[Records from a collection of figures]
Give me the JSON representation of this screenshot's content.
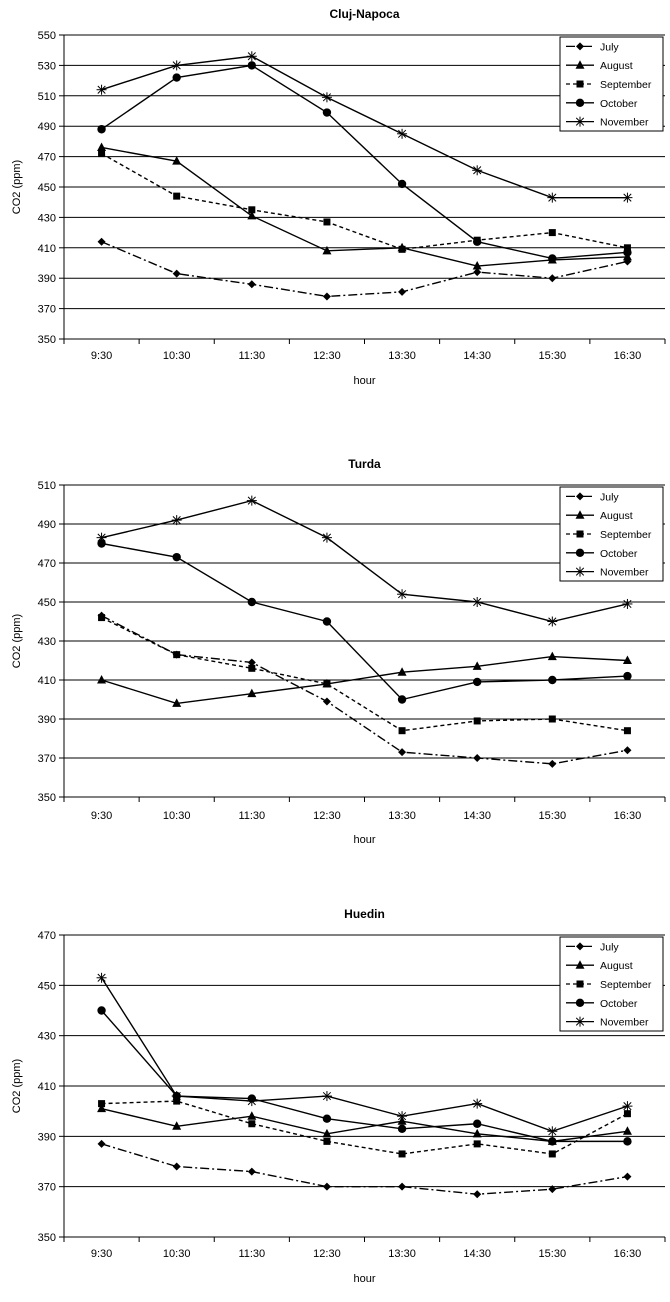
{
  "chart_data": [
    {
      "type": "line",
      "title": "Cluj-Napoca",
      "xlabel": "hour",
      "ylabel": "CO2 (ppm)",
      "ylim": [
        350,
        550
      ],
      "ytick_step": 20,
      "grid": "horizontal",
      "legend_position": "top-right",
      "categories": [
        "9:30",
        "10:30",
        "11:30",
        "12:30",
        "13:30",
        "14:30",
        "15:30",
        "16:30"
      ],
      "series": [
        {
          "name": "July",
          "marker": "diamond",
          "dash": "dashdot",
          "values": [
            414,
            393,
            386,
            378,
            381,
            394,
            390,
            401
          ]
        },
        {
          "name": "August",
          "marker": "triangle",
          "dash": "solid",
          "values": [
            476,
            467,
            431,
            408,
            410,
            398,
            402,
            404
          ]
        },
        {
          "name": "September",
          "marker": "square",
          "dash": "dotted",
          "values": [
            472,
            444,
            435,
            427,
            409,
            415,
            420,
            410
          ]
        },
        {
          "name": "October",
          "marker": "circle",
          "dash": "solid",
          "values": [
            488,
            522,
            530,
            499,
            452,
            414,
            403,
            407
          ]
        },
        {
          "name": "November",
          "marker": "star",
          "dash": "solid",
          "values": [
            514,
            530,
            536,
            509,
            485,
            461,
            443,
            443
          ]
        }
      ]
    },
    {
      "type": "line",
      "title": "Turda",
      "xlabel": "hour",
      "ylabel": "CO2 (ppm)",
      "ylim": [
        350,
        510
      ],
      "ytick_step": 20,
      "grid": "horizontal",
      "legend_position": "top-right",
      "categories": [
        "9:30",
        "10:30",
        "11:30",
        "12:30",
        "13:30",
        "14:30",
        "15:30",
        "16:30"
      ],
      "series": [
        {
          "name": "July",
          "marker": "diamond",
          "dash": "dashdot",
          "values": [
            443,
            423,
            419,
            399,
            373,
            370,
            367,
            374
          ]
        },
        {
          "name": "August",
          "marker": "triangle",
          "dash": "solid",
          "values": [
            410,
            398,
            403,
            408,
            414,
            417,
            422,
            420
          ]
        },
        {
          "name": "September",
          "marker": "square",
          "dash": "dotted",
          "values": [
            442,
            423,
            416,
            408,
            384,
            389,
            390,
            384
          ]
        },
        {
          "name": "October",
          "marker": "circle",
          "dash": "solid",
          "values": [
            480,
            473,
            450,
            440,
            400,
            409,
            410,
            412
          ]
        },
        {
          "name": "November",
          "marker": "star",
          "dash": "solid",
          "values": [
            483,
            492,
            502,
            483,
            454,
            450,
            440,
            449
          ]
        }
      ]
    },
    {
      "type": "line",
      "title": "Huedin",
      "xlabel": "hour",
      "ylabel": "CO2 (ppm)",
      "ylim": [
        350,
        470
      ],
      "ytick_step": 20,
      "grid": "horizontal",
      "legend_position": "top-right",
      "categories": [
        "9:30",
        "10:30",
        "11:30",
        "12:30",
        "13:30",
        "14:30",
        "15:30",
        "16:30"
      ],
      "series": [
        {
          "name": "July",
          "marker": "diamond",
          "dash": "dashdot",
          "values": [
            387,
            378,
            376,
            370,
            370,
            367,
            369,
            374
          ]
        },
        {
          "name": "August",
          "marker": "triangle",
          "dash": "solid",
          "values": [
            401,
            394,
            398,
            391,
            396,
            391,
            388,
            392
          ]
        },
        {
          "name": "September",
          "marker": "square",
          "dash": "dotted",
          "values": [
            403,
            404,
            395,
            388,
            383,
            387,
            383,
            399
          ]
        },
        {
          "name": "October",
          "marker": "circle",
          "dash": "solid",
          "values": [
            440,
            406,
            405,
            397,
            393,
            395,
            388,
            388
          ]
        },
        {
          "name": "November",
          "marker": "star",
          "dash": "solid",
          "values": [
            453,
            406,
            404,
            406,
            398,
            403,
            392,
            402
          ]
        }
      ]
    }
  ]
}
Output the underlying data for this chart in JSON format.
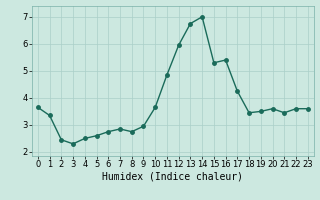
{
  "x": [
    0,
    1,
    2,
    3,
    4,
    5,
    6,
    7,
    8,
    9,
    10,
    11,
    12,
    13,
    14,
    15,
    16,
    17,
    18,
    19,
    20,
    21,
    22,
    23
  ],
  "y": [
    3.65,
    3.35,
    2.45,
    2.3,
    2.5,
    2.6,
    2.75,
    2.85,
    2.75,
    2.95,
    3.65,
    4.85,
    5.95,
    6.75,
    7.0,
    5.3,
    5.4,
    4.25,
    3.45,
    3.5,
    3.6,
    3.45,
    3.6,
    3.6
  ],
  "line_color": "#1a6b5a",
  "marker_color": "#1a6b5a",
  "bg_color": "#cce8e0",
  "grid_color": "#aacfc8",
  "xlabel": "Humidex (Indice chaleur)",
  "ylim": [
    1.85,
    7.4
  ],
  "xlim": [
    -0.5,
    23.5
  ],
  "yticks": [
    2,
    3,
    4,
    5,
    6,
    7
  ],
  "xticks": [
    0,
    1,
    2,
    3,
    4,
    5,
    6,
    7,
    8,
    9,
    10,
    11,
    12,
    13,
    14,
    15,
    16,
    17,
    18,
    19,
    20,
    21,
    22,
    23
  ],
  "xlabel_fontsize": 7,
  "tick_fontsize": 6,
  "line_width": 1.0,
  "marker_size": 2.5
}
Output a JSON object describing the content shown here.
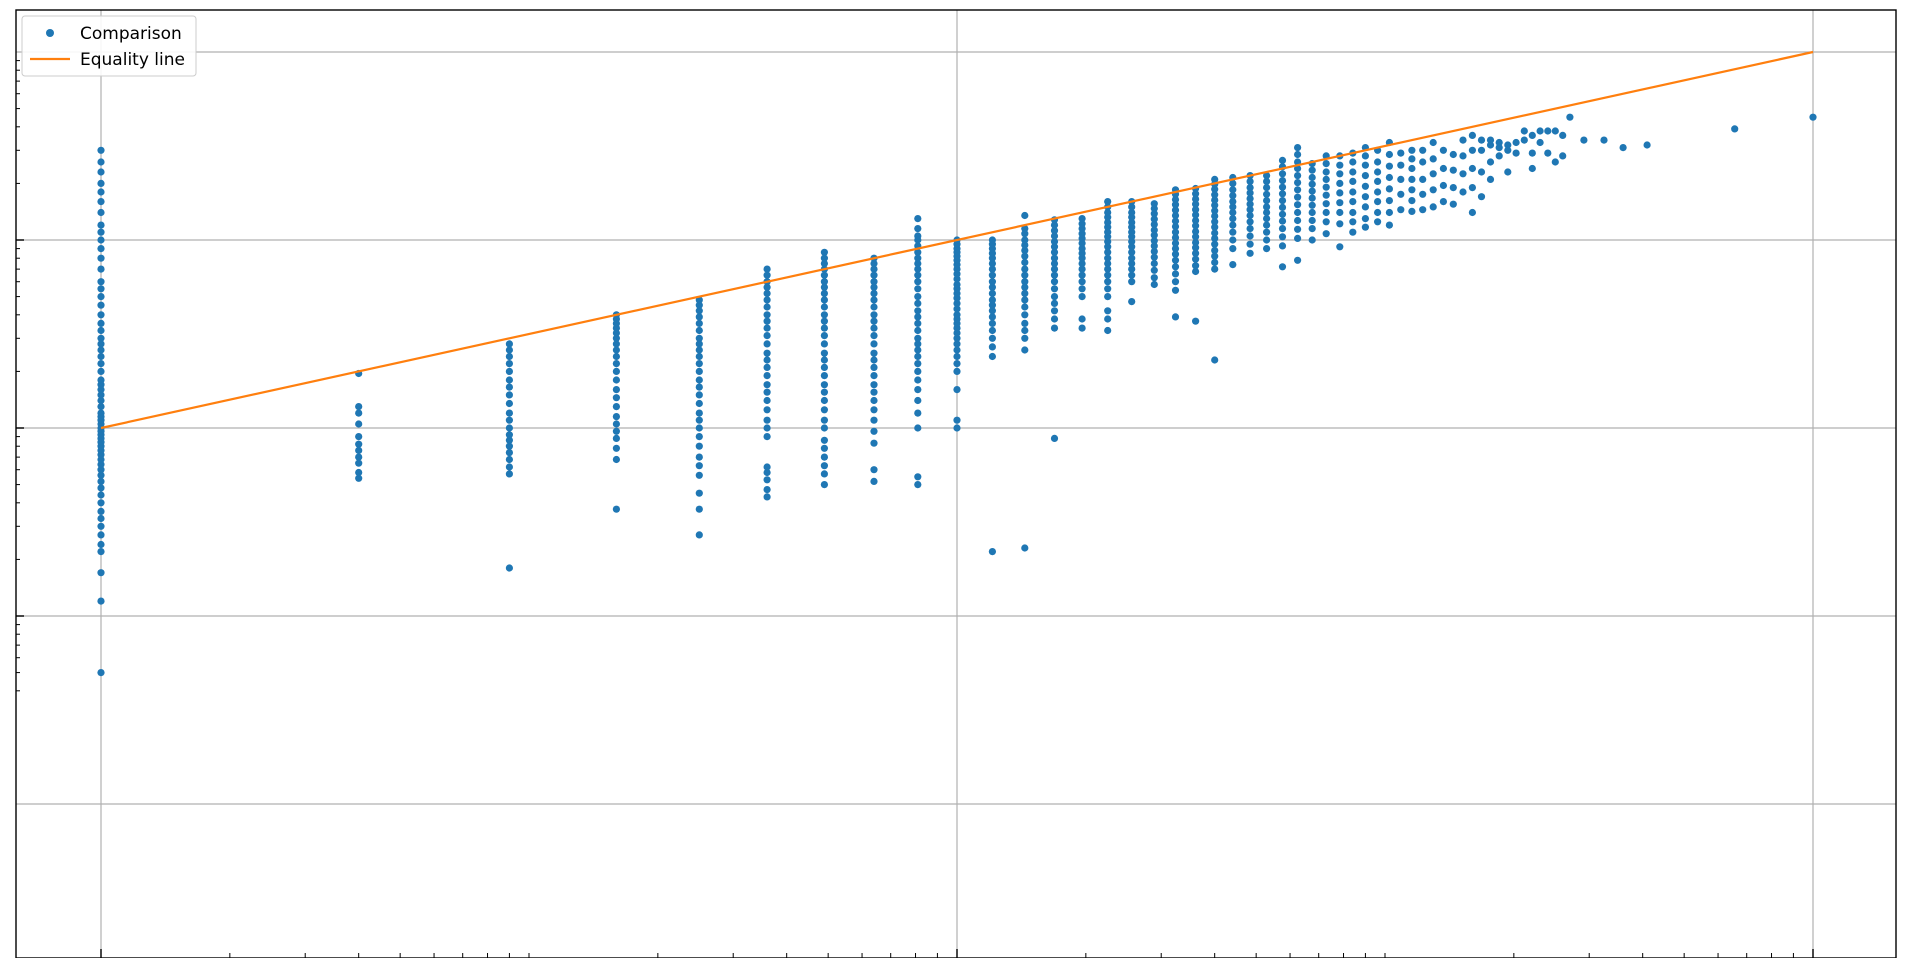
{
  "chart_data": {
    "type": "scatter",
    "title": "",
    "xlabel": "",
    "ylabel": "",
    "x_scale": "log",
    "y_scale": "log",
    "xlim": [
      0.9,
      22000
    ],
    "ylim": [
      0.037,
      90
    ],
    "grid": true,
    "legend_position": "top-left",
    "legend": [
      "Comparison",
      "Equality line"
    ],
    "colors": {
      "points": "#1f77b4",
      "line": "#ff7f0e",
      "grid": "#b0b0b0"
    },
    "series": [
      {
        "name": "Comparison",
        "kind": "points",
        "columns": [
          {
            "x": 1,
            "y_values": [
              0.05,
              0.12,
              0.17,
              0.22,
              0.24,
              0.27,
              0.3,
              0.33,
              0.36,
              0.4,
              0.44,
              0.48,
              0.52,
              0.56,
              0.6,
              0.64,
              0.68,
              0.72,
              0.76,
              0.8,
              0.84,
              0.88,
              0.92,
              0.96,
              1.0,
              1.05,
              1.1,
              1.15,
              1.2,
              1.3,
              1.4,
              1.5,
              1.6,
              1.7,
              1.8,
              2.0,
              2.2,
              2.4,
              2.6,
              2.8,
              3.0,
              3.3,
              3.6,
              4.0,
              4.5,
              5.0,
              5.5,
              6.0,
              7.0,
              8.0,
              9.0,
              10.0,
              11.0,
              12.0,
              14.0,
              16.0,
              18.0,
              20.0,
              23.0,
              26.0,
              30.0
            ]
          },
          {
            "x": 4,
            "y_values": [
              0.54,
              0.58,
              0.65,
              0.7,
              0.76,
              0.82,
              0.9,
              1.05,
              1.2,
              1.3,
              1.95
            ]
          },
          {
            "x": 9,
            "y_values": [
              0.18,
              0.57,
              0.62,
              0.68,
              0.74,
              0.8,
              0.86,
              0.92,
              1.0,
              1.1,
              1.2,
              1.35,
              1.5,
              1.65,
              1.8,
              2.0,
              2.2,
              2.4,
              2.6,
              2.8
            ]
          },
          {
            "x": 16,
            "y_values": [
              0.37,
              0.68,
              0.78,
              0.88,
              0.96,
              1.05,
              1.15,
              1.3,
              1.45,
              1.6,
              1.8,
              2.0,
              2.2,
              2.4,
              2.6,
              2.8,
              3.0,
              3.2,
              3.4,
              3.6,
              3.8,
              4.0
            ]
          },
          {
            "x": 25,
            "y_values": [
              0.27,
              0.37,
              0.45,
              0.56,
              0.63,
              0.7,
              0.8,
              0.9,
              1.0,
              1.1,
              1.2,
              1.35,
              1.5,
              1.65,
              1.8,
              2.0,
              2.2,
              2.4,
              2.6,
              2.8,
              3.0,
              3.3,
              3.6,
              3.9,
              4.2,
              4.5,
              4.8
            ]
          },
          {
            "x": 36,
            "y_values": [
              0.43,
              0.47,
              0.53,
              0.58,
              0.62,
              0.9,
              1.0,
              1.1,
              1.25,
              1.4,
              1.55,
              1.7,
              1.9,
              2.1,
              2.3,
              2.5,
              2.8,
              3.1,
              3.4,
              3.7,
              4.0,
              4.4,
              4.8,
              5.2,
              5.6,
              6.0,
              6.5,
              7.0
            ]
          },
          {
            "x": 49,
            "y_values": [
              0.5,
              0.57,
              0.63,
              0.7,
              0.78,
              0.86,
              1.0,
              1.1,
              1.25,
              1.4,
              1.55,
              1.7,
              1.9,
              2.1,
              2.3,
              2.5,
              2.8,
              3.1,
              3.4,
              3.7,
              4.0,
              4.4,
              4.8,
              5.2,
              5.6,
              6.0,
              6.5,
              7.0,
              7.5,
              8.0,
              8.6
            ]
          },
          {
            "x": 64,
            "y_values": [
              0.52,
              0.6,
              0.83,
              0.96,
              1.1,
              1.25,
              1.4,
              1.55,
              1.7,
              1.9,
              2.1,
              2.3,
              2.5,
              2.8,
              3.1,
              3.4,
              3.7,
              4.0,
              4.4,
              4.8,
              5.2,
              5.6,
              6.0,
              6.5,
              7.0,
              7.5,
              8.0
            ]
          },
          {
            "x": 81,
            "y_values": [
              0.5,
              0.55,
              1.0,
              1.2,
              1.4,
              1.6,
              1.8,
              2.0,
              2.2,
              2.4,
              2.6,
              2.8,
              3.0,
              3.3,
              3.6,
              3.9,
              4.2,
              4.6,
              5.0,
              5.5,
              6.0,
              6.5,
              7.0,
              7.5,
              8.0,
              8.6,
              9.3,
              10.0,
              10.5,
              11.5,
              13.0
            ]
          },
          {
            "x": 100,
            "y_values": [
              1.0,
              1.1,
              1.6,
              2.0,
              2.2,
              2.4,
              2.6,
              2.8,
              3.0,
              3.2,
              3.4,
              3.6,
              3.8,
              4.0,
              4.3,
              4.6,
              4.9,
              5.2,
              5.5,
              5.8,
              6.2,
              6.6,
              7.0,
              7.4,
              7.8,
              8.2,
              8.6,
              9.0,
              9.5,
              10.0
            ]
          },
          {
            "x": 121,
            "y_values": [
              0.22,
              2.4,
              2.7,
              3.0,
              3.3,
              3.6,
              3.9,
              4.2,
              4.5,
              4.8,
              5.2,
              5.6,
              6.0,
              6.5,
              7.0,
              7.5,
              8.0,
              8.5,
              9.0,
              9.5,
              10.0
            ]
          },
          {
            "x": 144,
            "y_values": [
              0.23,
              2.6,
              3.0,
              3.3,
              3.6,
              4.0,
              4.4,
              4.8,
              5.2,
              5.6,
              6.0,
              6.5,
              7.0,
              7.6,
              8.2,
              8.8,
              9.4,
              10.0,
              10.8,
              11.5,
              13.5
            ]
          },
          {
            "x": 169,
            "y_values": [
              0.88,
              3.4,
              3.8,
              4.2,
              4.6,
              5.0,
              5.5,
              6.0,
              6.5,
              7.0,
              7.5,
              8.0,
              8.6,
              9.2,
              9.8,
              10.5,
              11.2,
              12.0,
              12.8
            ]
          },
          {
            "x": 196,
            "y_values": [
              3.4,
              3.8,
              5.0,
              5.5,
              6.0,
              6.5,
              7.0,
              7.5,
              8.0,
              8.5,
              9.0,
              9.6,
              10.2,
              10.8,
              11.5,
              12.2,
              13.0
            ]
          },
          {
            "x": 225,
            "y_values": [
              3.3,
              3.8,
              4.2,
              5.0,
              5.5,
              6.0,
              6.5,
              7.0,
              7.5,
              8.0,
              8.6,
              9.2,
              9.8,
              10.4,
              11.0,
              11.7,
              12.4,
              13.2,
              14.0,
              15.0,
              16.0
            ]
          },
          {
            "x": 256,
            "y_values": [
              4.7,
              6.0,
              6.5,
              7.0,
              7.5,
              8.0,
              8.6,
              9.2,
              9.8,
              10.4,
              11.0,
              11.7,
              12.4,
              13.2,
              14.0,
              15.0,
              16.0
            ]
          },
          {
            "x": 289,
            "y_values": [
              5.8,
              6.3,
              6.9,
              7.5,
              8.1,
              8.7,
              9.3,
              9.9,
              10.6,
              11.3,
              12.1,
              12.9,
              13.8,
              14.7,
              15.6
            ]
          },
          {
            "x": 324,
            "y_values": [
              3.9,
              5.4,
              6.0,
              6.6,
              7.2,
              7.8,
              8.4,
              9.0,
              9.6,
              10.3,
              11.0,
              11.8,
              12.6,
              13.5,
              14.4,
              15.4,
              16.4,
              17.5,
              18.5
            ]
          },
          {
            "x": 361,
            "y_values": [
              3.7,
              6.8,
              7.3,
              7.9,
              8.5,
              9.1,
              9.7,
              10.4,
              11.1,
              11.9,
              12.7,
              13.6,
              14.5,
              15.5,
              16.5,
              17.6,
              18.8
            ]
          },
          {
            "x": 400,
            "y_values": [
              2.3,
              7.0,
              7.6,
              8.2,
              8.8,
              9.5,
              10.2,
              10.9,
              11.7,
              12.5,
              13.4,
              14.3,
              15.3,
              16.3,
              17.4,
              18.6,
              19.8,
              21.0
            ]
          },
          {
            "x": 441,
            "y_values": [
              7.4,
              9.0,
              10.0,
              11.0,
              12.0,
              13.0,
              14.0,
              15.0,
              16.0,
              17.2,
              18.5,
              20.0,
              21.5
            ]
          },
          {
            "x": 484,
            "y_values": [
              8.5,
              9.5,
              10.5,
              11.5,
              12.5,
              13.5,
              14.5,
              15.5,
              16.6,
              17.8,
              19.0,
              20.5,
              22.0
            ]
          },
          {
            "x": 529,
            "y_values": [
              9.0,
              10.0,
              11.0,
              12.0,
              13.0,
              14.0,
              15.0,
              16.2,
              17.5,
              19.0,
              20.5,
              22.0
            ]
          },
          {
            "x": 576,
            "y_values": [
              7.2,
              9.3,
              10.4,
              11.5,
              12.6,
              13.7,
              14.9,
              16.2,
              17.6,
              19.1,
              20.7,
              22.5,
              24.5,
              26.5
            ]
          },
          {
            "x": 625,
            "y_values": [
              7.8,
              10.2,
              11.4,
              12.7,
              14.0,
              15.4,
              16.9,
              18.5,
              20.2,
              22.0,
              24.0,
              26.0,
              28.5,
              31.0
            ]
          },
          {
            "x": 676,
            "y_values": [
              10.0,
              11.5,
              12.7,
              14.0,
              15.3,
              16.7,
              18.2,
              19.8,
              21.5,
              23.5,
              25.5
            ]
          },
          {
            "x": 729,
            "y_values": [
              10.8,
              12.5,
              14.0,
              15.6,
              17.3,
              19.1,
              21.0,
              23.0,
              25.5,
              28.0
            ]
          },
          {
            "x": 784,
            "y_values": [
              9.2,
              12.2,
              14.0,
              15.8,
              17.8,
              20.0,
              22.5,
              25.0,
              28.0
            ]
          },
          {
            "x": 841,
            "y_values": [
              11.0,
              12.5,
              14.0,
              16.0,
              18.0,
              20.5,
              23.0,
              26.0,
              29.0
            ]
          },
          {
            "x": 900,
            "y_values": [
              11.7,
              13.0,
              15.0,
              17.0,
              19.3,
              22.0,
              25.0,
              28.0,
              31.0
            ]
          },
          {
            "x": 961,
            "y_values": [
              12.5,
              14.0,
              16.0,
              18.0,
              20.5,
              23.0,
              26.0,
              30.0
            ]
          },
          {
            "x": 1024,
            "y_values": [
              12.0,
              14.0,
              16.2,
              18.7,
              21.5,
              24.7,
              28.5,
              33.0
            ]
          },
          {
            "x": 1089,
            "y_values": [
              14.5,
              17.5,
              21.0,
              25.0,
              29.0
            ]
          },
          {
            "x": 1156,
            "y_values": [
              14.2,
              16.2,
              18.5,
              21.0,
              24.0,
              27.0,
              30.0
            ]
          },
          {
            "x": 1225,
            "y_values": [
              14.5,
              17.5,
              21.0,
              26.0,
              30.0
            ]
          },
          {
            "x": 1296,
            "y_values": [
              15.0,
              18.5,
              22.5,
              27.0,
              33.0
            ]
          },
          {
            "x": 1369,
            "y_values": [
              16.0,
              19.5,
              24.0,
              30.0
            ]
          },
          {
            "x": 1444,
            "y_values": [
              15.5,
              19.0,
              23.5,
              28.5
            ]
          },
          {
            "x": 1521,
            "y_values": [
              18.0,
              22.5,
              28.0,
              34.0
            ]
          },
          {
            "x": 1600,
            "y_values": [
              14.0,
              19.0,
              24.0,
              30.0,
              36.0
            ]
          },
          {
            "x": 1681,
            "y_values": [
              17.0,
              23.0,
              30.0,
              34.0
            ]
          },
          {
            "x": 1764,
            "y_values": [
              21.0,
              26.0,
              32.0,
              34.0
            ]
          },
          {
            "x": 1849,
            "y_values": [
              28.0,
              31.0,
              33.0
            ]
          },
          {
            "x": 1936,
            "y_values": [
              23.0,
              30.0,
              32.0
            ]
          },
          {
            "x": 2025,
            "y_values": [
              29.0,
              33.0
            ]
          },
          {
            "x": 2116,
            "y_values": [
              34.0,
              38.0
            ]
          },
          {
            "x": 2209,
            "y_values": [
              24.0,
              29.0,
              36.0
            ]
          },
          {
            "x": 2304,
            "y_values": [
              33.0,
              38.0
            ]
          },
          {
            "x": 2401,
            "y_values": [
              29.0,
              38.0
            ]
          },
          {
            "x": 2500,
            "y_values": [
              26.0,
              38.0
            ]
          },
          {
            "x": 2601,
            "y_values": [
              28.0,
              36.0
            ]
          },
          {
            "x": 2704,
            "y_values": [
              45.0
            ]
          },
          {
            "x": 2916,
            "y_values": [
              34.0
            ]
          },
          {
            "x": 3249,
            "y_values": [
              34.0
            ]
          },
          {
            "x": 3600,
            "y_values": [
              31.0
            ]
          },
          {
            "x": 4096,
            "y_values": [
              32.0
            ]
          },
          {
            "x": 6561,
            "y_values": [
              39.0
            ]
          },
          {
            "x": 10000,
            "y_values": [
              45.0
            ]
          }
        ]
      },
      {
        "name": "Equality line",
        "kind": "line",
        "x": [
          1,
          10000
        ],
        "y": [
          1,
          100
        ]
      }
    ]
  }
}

▶ [Task requirements] Look through the records and gather each line with the word "this".

▶ [Answer to the task]
Give me the JSON representation of this screenshot's content.
Output the underlying data for this chart in JSON format.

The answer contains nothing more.